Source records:
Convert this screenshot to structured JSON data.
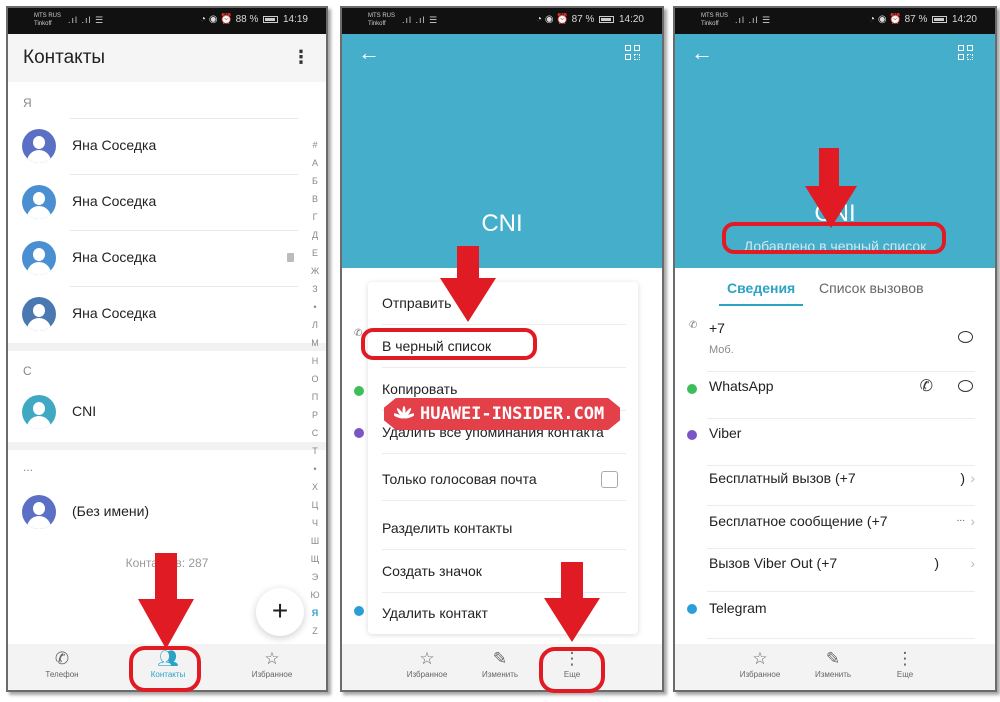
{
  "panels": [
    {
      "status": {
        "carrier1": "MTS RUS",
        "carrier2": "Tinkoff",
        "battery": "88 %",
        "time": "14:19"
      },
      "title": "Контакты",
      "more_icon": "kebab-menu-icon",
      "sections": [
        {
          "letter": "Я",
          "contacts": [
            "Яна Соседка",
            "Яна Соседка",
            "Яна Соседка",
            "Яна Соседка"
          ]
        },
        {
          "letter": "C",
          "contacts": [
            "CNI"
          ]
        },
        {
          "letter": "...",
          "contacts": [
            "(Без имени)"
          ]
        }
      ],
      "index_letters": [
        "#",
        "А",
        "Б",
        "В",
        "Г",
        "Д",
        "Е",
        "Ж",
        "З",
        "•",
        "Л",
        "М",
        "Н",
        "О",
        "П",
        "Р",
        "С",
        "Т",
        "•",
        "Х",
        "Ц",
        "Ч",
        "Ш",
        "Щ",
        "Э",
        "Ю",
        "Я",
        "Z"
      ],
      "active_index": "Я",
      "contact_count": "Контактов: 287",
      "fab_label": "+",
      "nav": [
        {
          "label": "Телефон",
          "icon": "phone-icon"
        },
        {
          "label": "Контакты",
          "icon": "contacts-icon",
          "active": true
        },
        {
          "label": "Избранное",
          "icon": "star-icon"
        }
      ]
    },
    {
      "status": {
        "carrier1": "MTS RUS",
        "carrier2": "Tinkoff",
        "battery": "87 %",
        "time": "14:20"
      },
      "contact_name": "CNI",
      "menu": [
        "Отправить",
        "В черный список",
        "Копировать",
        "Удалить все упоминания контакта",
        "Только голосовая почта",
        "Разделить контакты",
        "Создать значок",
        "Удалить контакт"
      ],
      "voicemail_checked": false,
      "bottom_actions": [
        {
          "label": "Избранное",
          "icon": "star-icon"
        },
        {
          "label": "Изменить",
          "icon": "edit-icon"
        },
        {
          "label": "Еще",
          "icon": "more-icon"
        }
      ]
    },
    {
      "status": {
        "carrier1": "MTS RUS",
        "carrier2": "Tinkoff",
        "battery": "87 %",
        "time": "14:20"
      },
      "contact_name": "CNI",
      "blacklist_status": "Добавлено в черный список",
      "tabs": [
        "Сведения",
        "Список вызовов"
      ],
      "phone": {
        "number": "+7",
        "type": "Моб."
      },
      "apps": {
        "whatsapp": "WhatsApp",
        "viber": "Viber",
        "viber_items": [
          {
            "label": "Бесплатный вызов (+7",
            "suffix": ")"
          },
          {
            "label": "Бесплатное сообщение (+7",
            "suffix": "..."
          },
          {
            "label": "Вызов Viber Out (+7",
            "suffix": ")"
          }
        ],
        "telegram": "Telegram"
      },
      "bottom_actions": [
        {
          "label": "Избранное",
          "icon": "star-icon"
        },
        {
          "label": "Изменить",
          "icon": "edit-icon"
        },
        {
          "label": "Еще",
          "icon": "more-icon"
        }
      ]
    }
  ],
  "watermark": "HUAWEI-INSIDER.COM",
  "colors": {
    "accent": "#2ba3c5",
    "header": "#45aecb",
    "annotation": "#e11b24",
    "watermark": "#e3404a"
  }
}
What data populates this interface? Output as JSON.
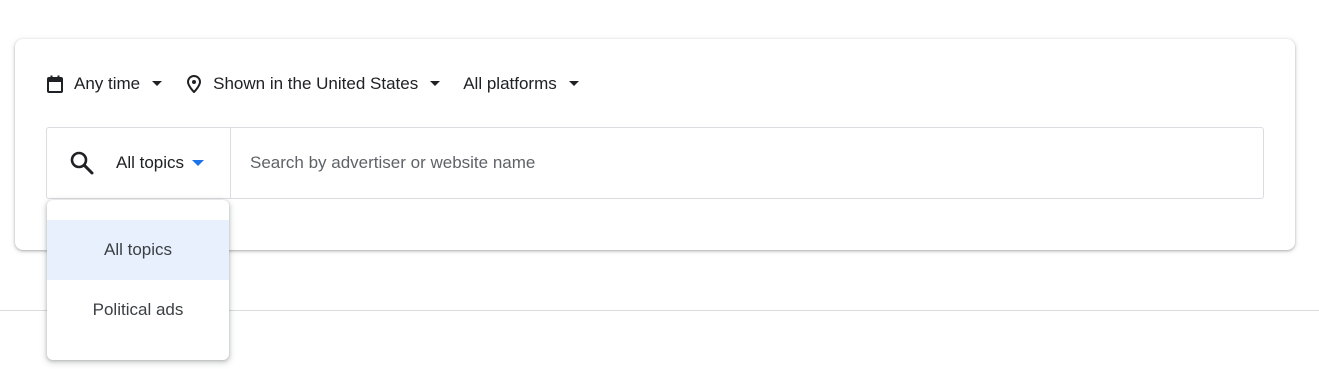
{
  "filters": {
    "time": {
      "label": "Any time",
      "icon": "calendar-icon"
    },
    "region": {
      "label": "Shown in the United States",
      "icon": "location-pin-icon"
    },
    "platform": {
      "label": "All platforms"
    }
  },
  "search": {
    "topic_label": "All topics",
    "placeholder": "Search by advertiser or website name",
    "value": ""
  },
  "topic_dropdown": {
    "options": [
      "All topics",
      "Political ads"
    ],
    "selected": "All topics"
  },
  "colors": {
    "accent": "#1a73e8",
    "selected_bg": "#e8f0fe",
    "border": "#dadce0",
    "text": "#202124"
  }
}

[To be done]:
The data above needs to be retyped exactly, with the images left out.

[The answer]:
Convert this screenshot to structured JSON data.
{
  "panels": [
    {
      "status": {
        "carrier1": "MTS RUS",
        "carrier2": "Tinkoff",
        "battery": "88 %",
        "time": "14:19"
      },
      "title": "Контакты",
      "more_icon": "kebab-menu-icon",
      "sections": [
        {
          "letter": "Я",
          "contacts": [
            "Яна Соседка",
            "Яна Соседка",
            "Яна Соседка",
            "Яна Соседка"
          ]
        },
        {
          "letter": "C",
          "contacts": [
            "CNI"
          ]
        },
        {
          "letter": "...",
          "contacts": [
            "(Без имени)"
          ]
        }
      ],
      "index_letters": [
        "#",
        "А",
        "Б",
        "В",
        "Г",
        "Д",
        "Е",
        "Ж",
        "З",
        "•",
        "Л",
        "М",
        "Н",
        "О",
        "П",
        "Р",
        "С",
        "Т",
        "•",
        "Х",
        "Ц",
        "Ч",
        "Ш",
        "Щ",
        "Э",
        "Ю",
        "Я",
        "Z"
      ],
      "active_index": "Я",
      "contact_count": "Контактов: 287",
      "fab_label": "+",
      "nav": [
        {
          "label": "Телефон",
          "icon": "phone-icon"
        },
        {
          "label": "Контакты",
          "icon": "contacts-icon",
          "active": true
        },
        {
          "label": "Избранное",
          "icon": "star-icon"
        }
      ]
    },
    {
      "status": {
        "carrier1": "MTS RUS",
        "carrier2": "Tinkoff",
        "battery": "87 %",
        "time": "14:20"
      },
      "contact_name": "CNI",
      "menu": [
        "Отправить",
        "В черный список",
        "Копировать",
        "Удалить все упоминания контакта",
        "Только голосовая почта",
        "Разделить контакты",
        "Создать значок",
        "Удалить контакт"
      ],
      "voicemail_checked": false,
      "bottom_actions": [
        {
          "label": "Избранное",
          "icon": "star-icon"
        },
        {
          "label": "Изменить",
          "icon": "edit-icon"
        },
        {
          "label": "Еще",
          "icon": "more-icon"
        }
      ]
    },
    {
      "status": {
        "carrier1": "MTS RUS",
        "carrier2": "Tinkoff",
        "battery": "87 %",
        "time": "14:20"
      },
      "contact_name": "CNI",
      "blacklist_status": "Добавлено в черный список",
      "tabs": [
        "Сведения",
        "Список вызовов"
      ],
      "phone": {
        "number": "+7",
        "type": "Моб."
      },
      "apps": {
        "whatsapp": "WhatsApp",
        "viber": "Viber",
        "viber_items": [
          {
            "label": "Бесплатный вызов (+7",
            "suffix": ")"
          },
          {
            "label": "Бесплатное сообщение (+7",
            "suffix": "..."
          },
          {
            "label": "Вызов Viber Out (+7",
            "suffix": ")"
          }
        ],
        "telegram": "Telegram"
      },
      "bottom_actions": [
        {
          "label": "Избранное",
          "icon": "star-icon"
        },
        {
          "label": "Изменить",
          "icon": "edit-icon"
        },
        {
          "label": "Еще",
          "icon": "more-icon"
        }
      ]
    }
  ],
  "watermark": "HUAWEI-INSIDER.COM",
  "colors": {
    "accent": "#2ba3c5",
    "header": "#45aecb",
    "annotation": "#e11b24",
    "watermark": "#e3404a"
  }
}
What data populates this interface? Output as JSON.
{
  "filters": {
    "time": {
      "label": "Any time",
      "icon": "calendar-icon"
    },
    "region": {
      "label": "Shown in the United States",
      "icon": "location-pin-icon"
    },
    "platform": {
      "label": "All platforms"
    }
  },
  "search": {
    "topic_label": "All topics",
    "placeholder": "Search by advertiser or website name",
    "value": ""
  },
  "topic_dropdown": {
    "options": [
      "All topics",
      "Political ads"
    ],
    "selected": "All topics"
  },
  "colors": {
    "accent": "#1a73e8",
    "selected_bg": "#e8f0fe",
    "border": "#dadce0",
    "text": "#202124"
  }
}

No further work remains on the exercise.